[Records]
☆ ☆ ☆ ☆ ☆

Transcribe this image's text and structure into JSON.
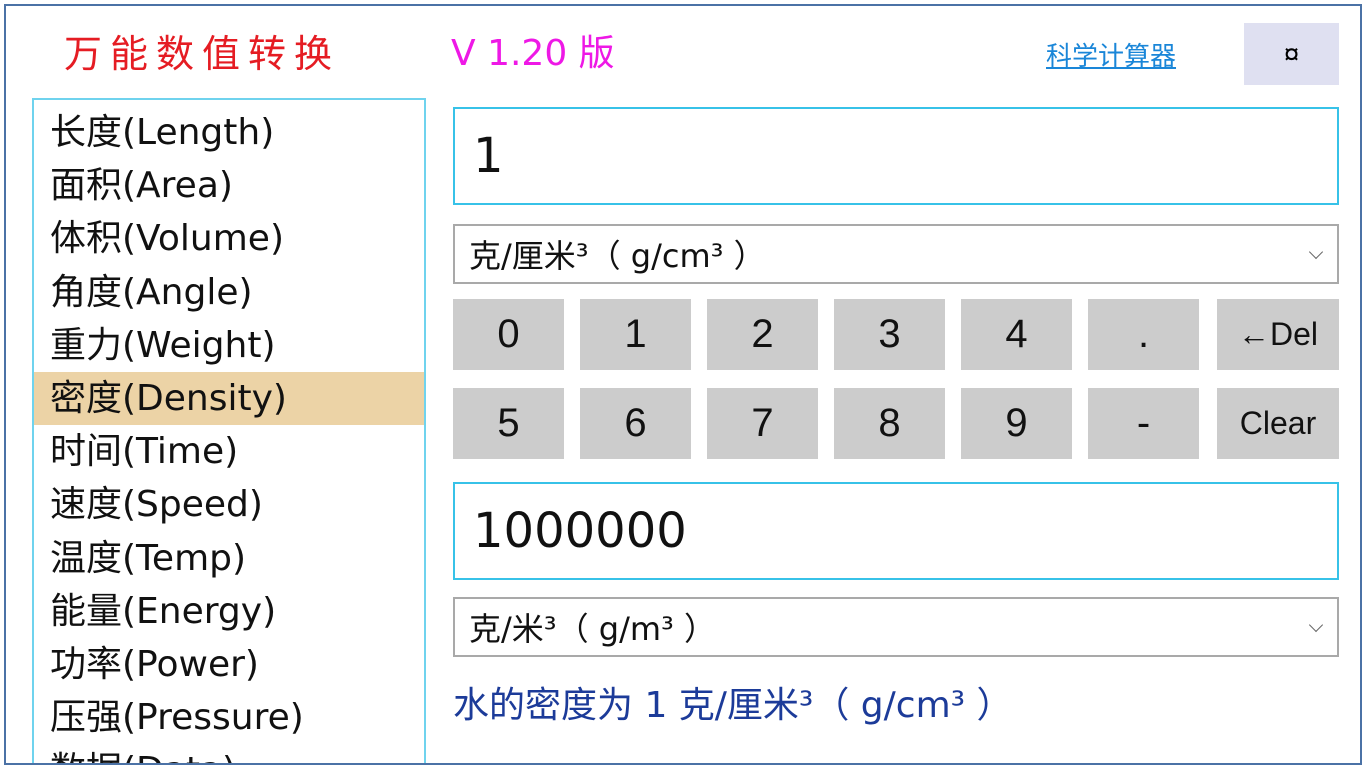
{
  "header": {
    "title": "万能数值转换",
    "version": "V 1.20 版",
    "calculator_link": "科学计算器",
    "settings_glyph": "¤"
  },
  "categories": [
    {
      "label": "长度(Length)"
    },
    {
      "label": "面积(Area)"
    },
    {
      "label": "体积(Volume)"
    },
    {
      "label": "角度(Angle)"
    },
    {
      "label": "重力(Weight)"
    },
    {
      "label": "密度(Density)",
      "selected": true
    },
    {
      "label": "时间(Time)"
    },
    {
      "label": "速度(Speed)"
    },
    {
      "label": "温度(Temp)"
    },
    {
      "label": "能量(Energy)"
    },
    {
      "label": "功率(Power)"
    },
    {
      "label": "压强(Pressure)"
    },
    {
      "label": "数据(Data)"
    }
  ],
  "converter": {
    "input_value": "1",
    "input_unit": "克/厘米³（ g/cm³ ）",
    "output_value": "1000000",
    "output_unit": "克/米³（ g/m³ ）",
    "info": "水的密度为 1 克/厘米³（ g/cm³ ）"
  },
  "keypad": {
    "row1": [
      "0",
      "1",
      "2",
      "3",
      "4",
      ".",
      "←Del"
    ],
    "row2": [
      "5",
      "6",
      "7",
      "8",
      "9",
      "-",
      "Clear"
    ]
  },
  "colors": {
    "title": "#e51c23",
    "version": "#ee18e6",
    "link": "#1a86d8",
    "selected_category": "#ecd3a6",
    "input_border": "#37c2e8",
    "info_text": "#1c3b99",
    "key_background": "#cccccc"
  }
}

☆ ☆ ☆ ☆ ☆

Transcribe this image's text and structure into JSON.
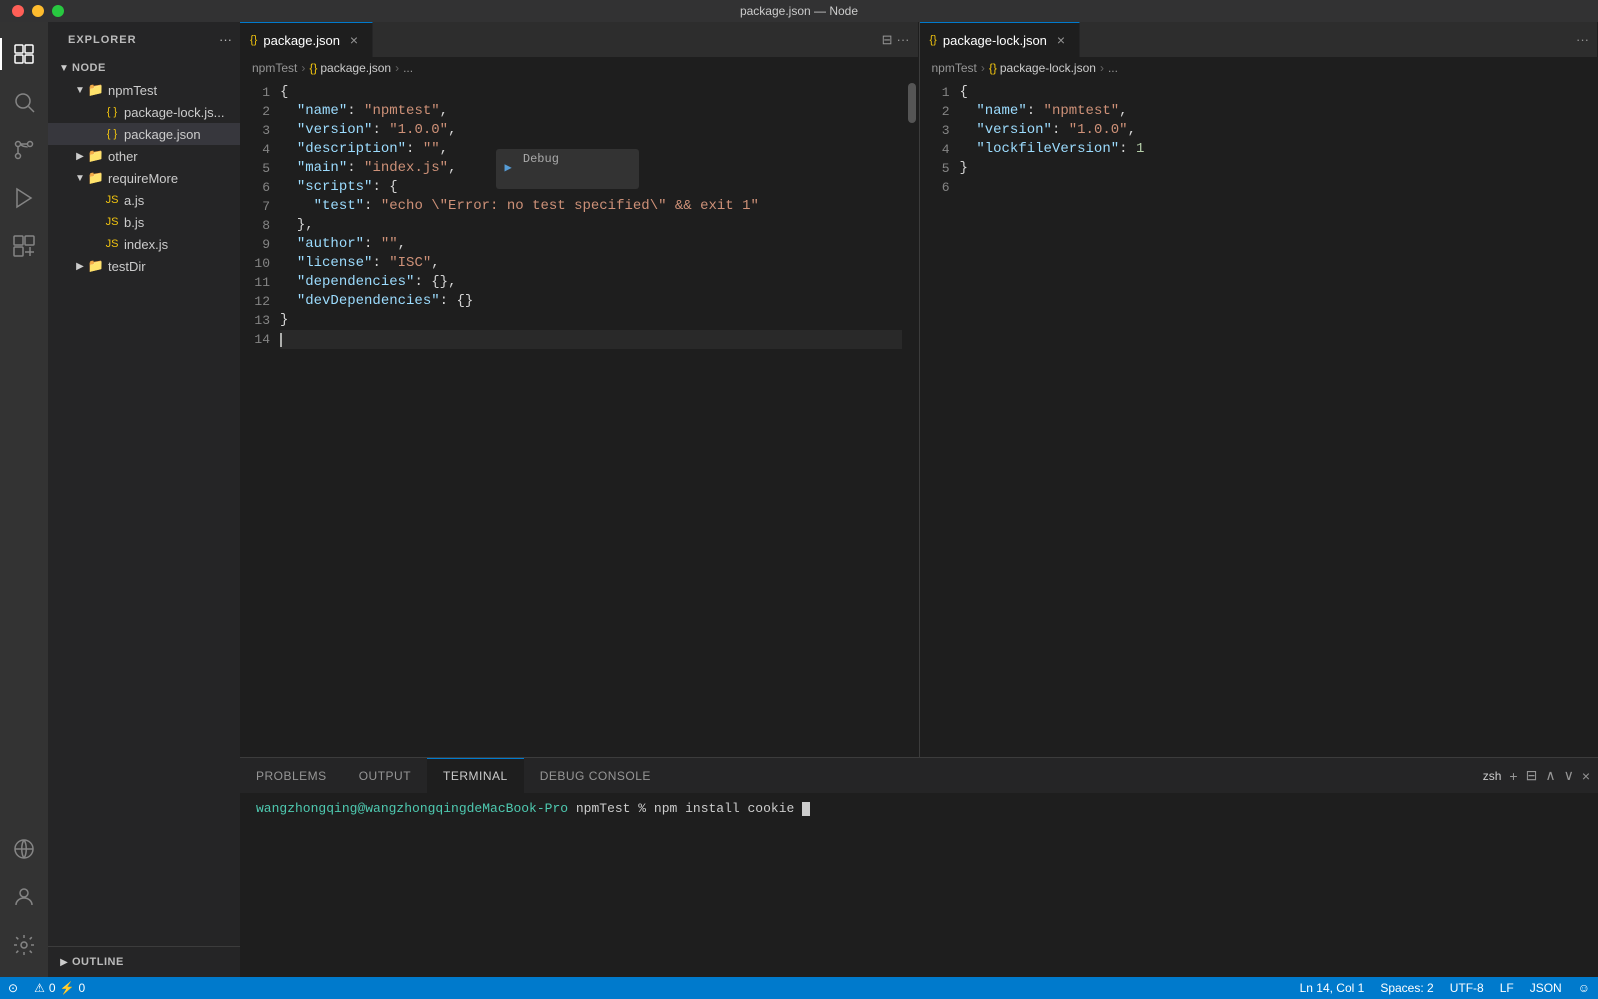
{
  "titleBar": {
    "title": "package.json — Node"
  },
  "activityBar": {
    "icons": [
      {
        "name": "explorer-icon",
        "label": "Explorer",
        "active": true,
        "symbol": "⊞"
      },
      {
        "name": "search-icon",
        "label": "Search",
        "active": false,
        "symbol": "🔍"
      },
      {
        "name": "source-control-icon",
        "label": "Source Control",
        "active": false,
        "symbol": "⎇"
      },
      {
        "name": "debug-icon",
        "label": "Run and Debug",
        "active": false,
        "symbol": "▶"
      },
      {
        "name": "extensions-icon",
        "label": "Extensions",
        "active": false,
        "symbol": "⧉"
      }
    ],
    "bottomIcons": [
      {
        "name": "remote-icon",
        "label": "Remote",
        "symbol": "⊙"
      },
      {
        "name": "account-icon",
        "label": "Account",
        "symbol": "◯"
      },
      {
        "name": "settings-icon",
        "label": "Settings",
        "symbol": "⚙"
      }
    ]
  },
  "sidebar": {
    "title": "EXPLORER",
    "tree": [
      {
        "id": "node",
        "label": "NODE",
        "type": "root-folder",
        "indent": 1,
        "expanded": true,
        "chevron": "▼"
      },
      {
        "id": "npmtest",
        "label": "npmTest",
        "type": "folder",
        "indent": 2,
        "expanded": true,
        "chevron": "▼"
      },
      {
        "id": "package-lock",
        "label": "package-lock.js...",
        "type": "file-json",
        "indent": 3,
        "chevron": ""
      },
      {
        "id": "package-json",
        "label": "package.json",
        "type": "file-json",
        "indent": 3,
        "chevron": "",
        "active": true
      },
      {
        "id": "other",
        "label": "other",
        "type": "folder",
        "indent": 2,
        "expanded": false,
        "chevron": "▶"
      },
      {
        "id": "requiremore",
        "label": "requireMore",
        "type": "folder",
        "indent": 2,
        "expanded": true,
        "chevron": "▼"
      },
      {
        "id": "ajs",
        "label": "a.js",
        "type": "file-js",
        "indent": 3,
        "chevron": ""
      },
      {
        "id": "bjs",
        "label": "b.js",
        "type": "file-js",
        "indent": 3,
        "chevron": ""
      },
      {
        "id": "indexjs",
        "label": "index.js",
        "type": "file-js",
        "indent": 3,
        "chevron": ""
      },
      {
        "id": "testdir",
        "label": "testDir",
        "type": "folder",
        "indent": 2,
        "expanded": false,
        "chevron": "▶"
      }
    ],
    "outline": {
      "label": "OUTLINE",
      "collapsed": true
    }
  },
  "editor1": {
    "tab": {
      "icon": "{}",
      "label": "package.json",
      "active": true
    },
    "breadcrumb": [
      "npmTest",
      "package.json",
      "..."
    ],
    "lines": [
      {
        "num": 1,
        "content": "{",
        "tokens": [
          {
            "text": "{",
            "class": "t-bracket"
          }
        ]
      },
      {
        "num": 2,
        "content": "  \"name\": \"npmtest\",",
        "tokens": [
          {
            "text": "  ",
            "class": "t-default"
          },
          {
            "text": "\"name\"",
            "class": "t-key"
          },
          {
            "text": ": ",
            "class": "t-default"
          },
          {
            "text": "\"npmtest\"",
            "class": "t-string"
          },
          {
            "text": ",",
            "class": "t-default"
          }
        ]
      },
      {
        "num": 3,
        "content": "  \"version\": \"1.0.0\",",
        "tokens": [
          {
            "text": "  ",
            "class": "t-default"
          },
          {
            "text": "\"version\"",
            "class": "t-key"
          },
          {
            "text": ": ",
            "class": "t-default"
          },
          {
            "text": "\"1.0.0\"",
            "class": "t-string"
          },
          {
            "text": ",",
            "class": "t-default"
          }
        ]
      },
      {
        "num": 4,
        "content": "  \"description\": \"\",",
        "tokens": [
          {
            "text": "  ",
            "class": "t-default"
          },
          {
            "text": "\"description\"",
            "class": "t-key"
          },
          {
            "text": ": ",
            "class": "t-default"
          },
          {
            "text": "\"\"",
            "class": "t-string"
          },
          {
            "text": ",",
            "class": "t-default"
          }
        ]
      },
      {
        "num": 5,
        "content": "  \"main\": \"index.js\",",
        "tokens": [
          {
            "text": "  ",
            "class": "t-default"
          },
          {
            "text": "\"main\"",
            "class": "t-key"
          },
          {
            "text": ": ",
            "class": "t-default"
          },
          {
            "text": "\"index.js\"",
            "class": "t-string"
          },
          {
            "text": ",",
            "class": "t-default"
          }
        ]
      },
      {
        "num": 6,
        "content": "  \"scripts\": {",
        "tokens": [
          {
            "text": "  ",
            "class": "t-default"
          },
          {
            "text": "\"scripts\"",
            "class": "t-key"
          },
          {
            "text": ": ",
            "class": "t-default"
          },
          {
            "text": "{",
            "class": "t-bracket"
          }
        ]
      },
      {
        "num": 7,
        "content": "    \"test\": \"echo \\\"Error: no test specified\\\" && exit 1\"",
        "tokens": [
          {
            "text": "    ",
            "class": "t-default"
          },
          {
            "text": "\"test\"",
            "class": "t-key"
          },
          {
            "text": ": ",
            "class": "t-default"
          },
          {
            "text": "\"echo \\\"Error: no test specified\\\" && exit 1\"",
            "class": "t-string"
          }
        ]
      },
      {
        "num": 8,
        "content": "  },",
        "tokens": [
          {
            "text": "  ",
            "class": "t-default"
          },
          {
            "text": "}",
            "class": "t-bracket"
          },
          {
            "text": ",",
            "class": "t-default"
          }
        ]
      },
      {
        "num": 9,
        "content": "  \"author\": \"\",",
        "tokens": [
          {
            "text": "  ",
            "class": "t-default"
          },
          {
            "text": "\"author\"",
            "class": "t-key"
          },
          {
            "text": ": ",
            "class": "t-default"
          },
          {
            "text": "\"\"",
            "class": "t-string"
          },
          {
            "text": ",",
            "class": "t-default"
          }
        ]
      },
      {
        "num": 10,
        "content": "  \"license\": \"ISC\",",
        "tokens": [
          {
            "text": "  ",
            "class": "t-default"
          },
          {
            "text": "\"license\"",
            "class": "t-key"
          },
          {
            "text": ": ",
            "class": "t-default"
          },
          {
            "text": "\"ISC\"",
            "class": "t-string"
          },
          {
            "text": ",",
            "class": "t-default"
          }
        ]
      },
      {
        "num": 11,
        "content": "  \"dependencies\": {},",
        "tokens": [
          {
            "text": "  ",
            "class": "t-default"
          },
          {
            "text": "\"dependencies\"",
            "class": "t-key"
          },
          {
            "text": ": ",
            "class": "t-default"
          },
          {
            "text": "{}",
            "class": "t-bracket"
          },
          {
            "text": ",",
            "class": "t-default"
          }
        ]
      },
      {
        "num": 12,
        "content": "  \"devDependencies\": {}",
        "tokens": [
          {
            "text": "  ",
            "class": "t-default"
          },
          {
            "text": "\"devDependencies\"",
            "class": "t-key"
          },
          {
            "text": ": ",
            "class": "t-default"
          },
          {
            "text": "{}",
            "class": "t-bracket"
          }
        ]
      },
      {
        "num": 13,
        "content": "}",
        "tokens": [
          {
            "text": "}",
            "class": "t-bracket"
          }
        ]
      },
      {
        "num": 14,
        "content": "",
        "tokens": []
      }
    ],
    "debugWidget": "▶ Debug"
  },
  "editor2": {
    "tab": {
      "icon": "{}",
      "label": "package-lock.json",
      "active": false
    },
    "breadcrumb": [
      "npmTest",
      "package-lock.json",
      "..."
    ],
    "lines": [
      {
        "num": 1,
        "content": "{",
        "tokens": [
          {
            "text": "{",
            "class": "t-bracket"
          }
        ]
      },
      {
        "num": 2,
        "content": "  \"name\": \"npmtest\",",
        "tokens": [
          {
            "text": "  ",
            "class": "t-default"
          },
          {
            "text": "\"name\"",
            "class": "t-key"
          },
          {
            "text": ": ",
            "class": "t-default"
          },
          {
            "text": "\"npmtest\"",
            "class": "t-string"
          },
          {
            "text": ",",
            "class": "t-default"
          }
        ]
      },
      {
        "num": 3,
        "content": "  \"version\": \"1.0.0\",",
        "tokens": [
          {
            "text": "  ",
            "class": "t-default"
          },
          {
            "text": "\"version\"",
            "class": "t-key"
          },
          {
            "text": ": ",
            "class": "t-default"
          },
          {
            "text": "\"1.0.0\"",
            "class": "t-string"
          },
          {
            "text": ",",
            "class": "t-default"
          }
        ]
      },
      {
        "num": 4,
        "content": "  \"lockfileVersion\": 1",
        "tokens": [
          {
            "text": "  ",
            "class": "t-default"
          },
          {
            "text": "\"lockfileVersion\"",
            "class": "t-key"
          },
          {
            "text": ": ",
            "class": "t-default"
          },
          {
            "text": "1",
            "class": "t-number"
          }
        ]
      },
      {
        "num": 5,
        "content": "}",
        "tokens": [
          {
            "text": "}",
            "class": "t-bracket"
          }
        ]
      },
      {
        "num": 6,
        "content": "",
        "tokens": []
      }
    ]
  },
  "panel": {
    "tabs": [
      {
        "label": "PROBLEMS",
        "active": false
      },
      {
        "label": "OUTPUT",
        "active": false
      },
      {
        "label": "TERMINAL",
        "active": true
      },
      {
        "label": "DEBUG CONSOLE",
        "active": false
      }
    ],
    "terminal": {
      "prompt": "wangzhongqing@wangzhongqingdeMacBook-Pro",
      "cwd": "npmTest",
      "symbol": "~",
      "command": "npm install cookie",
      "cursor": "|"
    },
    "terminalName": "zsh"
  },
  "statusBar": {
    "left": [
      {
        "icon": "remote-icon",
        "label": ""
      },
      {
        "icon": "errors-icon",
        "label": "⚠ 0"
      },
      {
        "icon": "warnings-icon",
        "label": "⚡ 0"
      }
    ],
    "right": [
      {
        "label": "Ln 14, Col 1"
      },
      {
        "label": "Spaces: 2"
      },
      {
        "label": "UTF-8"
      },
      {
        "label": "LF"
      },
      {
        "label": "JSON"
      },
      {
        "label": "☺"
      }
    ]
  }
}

☆ ☆ ☆ ☆ ☆

Short exercise: Copy out all lines that carry the word "package".

Final answer:
    "title": "package.json — Node"
        "id": "package-lock",
        "label": "package-lock.js...",
        "id": "package-json",
        "label": "package.json",
      "label": "package.json",
      "package.json",
      "label": "package-lock.json",
      "package-lock.json",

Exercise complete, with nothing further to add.